* WHAT YOU HAVE TO DO: Restate the entries below word for word, omitting nothing.

── RECORD LIST

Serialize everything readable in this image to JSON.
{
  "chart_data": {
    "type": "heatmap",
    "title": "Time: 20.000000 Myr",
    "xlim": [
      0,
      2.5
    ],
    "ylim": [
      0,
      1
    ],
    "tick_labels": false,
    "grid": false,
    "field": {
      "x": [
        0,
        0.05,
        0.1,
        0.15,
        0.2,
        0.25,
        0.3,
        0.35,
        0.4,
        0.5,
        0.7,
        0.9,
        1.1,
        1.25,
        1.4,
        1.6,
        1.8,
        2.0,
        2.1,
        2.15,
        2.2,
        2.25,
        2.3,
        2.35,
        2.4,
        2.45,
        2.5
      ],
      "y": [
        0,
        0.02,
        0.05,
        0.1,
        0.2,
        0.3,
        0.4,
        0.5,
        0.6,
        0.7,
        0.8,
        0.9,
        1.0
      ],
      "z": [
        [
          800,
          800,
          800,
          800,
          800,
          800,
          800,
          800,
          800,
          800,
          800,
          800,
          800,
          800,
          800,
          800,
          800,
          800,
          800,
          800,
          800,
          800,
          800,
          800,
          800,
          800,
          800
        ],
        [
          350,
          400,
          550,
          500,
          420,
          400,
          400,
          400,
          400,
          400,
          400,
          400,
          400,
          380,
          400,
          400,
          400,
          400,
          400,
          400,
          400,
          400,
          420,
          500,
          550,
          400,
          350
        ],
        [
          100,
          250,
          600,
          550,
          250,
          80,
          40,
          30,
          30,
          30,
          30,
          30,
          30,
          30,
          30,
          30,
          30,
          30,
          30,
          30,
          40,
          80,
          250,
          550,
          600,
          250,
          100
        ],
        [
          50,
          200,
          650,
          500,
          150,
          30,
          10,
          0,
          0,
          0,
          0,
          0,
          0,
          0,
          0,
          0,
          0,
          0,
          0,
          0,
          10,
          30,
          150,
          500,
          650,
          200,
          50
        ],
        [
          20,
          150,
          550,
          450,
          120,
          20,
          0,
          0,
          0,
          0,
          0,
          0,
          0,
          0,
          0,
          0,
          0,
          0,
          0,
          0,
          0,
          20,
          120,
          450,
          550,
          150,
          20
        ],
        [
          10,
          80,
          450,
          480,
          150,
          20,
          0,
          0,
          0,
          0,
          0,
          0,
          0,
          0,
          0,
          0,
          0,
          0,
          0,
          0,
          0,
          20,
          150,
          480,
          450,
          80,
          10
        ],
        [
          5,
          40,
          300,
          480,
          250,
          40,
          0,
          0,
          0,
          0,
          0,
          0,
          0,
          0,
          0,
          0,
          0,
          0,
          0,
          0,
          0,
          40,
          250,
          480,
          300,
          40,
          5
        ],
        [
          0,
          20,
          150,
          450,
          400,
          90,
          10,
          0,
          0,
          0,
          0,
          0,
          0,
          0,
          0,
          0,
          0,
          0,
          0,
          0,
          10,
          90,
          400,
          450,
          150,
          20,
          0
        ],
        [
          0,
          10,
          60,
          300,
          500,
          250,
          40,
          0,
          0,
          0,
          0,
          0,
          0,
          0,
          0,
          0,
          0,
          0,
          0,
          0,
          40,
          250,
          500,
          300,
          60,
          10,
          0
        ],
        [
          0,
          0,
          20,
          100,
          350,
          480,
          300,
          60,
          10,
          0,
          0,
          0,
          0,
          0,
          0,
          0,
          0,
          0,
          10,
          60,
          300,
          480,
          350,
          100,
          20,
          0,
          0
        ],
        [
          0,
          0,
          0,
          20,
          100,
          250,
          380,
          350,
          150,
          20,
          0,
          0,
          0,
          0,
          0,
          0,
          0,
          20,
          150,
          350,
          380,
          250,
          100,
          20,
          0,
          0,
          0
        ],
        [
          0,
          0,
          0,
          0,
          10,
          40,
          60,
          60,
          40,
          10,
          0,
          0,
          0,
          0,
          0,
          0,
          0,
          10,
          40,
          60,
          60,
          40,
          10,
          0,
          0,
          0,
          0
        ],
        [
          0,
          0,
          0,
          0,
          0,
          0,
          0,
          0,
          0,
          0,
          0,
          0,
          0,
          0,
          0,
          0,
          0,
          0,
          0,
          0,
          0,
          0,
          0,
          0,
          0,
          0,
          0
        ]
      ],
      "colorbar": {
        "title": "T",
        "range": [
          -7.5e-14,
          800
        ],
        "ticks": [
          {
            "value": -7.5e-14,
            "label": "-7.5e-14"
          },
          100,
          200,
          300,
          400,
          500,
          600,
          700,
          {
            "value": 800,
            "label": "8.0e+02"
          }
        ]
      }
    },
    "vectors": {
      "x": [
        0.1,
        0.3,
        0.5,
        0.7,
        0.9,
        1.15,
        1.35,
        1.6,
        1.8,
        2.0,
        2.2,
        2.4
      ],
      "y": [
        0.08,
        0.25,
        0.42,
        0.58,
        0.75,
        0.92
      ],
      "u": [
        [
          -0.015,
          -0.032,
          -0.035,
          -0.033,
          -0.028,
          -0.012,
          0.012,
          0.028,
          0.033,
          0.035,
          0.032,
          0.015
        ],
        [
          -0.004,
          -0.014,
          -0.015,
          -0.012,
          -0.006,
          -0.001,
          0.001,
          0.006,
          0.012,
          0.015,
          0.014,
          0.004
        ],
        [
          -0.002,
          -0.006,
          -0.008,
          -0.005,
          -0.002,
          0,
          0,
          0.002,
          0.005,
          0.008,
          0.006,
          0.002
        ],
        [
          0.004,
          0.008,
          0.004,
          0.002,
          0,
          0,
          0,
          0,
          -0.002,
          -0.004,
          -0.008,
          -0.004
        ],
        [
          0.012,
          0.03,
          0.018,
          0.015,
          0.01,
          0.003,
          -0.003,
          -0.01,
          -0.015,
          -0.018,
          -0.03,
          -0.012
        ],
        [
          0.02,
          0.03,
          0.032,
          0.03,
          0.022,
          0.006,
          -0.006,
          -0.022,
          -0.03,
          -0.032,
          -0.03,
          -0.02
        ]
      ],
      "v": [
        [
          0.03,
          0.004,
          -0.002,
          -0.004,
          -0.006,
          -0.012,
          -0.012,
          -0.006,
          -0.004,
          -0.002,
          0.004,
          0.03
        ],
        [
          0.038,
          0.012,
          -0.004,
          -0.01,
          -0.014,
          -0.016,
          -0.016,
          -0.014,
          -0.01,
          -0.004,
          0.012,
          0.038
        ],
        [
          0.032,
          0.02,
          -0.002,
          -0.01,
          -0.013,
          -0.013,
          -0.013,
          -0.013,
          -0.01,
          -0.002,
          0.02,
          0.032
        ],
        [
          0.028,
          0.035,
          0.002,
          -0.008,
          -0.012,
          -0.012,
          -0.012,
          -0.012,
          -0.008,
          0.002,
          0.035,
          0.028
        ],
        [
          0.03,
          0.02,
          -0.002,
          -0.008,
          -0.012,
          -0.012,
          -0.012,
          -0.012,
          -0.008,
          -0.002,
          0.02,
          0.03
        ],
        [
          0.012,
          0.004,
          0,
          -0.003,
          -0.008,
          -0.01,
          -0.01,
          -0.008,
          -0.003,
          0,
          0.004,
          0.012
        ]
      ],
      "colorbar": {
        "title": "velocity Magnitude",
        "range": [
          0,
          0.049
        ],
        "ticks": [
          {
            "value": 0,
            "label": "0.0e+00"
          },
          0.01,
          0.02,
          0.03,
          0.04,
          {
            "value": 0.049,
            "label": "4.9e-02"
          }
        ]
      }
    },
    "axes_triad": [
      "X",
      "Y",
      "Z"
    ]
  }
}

────

* RESULT FOR THIS EXERCISE:
Serialize everything readable in this image to JSON.
{
  "chart_data": {
    "type": "heatmap",
    "title": "Time: 20.000000 Myr",
    "xlim": [
      0,
      2.5
    ],
    "ylim": [
      0,
      1
    ],
    "tick_labels": false,
    "grid": false,
    "field": {
      "x": [
        0,
        0.05,
        0.1,
        0.15,
        0.2,
        0.25,
        0.3,
        0.35,
        0.4,
        0.5,
        0.7,
        0.9,
        1.1,
        1.25,
        1.4,
        1.6,
        1.8,
        2.0,
        2.1,
        2.15,
        2.2,
        2.25,
        2.3,
        2.35,
        2.4,
        2.45,
        2.5
      ],
      "y": [
        0,
        0.02,
        0.05,
        0.1,
        0.2,
        0.3,
        0.4,
        0.5,
        0.6,
        0.7,
        0.8,
        0.9,
        1.0
      ],
      "z": [
        [
          800,
          800,
          800,
          800,
          800,
          800,
          800,
          800,
          800,
          800,
          800,
          800,
          800,
          800,
          800,
          800,
          800,
          800,
          800,
          800,
          800,
          800,
          800,
          800,
          800,
          800,
          800
        ],
        [
          350,
          400,
          550,
          500,
          420,
          400,
          400,
          400,
          400,
          400,
          400,
          400,
          400,
          380,
          400,
          400,
          400,
          400,
          400,
          400,
          400,
          400,
          420,
          500,
          550,
          400,
          350
        ],
        [
          100,
          250,
          600,
          550,
          250,
          80,
          40,
          30,
          30,
          30,
          30,
          30,
          30,
          30,
          30,
          30,
          30,
          30,
          30,
          30,
          40,
          80,
          250,
          550,
          600,
          250,
          100
        ],
        [
          50,
          200,
          650,
          500,
          150,
          30,
          10,
          0,
          0,
          0,
          0,
          0,
          0,
          0,
          0,
          0,
          0,
          0,
          0,
          0,
          10,
          30,
          150,
          500,
          650,
          200,
          50
        ],
        [
          20,
          150,
          550,
          450,
          120,
          20,
          0,
          0,
          0,
          0,
          0,
          0,
          0,
          0,
          0,
          0,
          0,
          0,
          0,
          0,
          0,
          20,
          120,
          450,
          550,
          150,
          20
        ],
        [
          10,
          80,
          450,
          480,
          150,
          20,
          0,
          0,
          0,
          0,
          0,
          0,
          0,
          0,
          0,
          0,
          0,
          0,
          0,
          0,
          0,
          20,
          150,
          480,
          450,
          80,
          10
        ],
        [
          5,
          40,
          300,
          480,
          250,
          40,
          0,
          0,
          0,
          0,
          0,
          0,
          0,
          0,
          0,
          0,
          0,
          0,
          0,
          0,
          0,
          40,
          250,
          480,
          300,
          40,
          5
        ],
        [
          0,
          20,
          150,
          450,
          400,
          90,
          10,
          0,
          0,
          0,
          0,
          0,
          0,
          0,
          0,
          0,
          0,
          0,
          0,
          0,
          10,
          90,
          400,
          450,
          150,
          20,
          0
        ],
        [
          0,
          10,
          60,
          300,
          500,
          250,
          40,
          0,
          0,
          0,
          0,
          0,
          0,
          0,
          0,
          0,
          0,
          0,
          0,
          0,
          40,
          250,
          500,
          300,
          60,
          10,
          0
        ],
        [
          0,
          0,
          20,
          100,
          350,
          480,
          300,
          60,
          10,
          0,
          0,
          0,
          0,
          0,
          0,
          0,
          0,
          0,
          10,
          60,
          300,
          480,
          350,
          100,
          20,
          0,
          0
        ],
        [
          0,
          0,
          0,
          20,
          100,
          250,
          380,
          350,
          150,
          20,
          0,
          0,
          0,
          0,
          0,
          0,
          0,
          20,
          150,
          350,
          380,
          250,
          100,
          20,
          0,
          0,
          0
        ],
        [
          0,
          0,
          0,
          0,
          10,
          40,
          60,
          60,
          40,
          10,
          0,
          0,
          0,
          0,
          0,
          0,
          0,
          10,
          40,
          60,
          60,
          40,
          10,
          0,
          0,
          0,
          0
        ],
        [
          0,
          0,
          0,
          0,
          0,
          0,
          0,
          0,
          0,
          0,
          0,
          0,
          0,
          0,
          0,
          0,
          0,
          0,
          0,
          0,
          0,
          0,
          0,
          0,
          0,
          0,
          0
        ]
      ],
      "colorbar": {
        "title": "T",
        "range": [
          -7.5e-14,
          800
        ],
        "ticks": [
          {
            "value": -7.5e-14,
            "label": "-7.5e-14"
          },
          100,
          200,
          300,
          400,
          500,
          600,
          700,
          {
            "value": 800,
            "label": "8.0e+02"
          }
        ]
      }
    },
    "vectors": {
      "x": [
        0.1,
        0.3,
        0.5,
        0.7,
        0.9,
        1.15,
        1.35,
        1.6,
        1.8,
        2.0,
        2.2,
        2.4
      ],
      "y": [
        0.08,
        0.25,
        0.42,
        0.58,
        0.75,
        0.92
      ],
      "u": [
        [
          -0.015,
          -0.032,
          -0.035,
          -0.033,
          -0.028,
          -0.012,
          0.012,
          0.028,
          0.033,
          0.035,
          0.032,
          0.015
        ],
        [
          -0.004,
          -0.014,
          -0.015,
          -0.012,
          -0.006,
          -0.001,
          0.001,
          0.006,
          0.012,
          0.015,
          0.014,
          0.004
        ],
        [
          -0.002,
          -0.006,
          -0.008,
          -0.005,
          -0.002,
          0,
          0,
          0.002,
          0.005,
          0.008,
          0.006,
          0.002
        ],
        [
          0.004,
          0.008,
          0.004,
          0.002,
          0,
          0,
          0,
          0,
          -0.002,
          -0.004,
          -0.008,
          -0.004
        ],
        [
          0.012,
          0.03,
          0.018,
          0.015,
          0.01,
          0.003,
          -0.003,
          -0.01,
          -0.015,
          -0.018,
          -0.03,
          -0.012
        ],
        [
          0.02,
          0.03,
          0.032,
          0.03,
          0.022,
          0.006,
          -0.006,
          -0.022,
          -0.03,
          -0.032,
          -0.03,
          -0.02
        ]
      ],
      "v": [
        [
          0.03,
          0.004,
          -0.002,
          -0.004,
          -0.006,
          -0.012,
          -0.012,
          -0.006,
          -0.004,
          -0.002,
          0.004,
          0.03
        ],
        [
          0.038,
          0.012,
          -0.004,
          -0.01,
          -0.014,
          -0.016,
          -0.016,
          -0.014,
          -0.01,
          -0.004,
          0.012,
          0.038
        ],
        [
          0.032,
          0.02,
          -0.002,
          -0.01,
          -0.013,
          -0.013,
          -0.013,
          -0.013,
          -0.01,
          -0.002,
          0.02,
          0.032
        ],
        [
          0.028,
          0.035,
          0.002,
          -0.008,
          -0.012,
          -0.012,
          -0.012,
          -0.012,
          -0.008,
          0.002,
          0.035,
          0.028
        ],
        [
          0.03,
          0.02,
          -0.002,
          -0.008,
          -0.012,
          -0.012,
          -0.012,
          -0.012,
          -0.008,
          -0.002,
          0.02,
          0.03
        ],
        [
          0.012,
          0.004,
          0,
          -0.003,
          -0.008,
          -0.01,
          -0.01,
          -0.008,
          -0.003,
          0,
          0.004,
          0.012
        ]
      ],
      "colorbar": {
        "title": "velocity Magnitude",
        "range": [
          0,
          0.049
        ],
        "ticks": [
          {
            "value": 0,
            "label": "0.0e+00"
          },
          0.01,
          0.02,
          0.03,
          0.04,
          {
            "value": 0.049,
            "label": "4.9e-02"
          }
        ]
      }
    },
    "axes_triad": [
      "X",
      "Y",
      "Z"
    ]
  }
}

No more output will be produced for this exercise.